What you will do -
Find the string "values" in the data, then copy every line where it is found.

** Start Exercise input **

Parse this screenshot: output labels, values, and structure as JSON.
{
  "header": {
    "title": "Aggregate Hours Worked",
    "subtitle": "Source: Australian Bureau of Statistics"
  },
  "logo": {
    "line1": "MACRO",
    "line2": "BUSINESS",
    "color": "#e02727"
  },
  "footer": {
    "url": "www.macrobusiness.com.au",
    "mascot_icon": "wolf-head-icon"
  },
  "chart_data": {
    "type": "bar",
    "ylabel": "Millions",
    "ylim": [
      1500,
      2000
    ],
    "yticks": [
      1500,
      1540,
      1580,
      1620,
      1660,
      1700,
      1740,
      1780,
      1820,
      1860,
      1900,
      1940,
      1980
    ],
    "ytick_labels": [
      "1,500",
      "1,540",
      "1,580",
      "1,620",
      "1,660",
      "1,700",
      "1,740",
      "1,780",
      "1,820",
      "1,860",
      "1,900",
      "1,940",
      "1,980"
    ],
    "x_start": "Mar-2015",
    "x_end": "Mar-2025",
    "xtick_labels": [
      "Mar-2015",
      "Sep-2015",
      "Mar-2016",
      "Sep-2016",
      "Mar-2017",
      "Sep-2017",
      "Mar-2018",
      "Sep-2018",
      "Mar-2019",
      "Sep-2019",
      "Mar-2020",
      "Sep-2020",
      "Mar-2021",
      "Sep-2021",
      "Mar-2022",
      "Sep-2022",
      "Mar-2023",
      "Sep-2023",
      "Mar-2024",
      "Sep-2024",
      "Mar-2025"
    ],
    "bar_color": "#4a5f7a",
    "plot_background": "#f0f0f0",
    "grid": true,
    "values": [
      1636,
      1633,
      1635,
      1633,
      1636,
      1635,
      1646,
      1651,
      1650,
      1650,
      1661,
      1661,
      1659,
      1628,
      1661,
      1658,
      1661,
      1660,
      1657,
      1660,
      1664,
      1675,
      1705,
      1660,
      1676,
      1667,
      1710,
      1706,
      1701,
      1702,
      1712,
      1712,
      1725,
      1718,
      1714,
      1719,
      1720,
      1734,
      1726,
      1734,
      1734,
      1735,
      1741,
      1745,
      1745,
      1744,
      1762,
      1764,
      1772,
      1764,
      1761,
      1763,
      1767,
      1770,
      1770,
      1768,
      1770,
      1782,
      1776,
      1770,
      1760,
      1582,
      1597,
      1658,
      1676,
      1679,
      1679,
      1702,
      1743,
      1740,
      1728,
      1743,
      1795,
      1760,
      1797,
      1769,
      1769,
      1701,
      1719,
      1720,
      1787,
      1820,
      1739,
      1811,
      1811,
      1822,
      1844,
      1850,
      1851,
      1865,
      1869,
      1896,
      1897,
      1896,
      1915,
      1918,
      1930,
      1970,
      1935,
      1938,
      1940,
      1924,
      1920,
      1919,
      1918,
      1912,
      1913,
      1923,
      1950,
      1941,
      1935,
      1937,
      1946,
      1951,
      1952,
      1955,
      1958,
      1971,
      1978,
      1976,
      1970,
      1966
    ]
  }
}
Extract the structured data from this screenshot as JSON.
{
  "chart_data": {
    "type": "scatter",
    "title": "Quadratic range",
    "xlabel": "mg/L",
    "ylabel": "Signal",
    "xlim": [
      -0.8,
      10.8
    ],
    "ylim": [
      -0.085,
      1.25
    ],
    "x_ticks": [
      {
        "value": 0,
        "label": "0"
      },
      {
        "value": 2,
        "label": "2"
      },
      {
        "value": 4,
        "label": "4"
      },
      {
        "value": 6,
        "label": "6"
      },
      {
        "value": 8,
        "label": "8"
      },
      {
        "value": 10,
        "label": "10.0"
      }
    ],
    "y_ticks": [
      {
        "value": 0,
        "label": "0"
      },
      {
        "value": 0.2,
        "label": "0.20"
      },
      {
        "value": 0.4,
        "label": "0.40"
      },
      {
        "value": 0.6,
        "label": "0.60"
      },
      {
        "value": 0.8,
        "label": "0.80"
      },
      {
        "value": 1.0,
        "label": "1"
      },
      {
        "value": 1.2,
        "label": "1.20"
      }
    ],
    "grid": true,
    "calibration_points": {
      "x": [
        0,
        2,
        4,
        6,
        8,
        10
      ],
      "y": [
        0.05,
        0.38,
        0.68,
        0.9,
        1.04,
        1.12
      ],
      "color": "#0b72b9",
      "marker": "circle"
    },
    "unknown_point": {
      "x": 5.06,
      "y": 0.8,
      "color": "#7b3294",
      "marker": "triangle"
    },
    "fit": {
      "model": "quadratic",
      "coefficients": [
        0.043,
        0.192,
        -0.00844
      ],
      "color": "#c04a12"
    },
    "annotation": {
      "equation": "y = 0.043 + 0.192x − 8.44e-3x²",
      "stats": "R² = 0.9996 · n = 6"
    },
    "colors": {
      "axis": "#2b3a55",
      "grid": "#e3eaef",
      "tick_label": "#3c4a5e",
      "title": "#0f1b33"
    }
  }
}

** End Exercise input **

The reply -
Parse this screenshot: output labels, values, and structure as JSON.
    "values": [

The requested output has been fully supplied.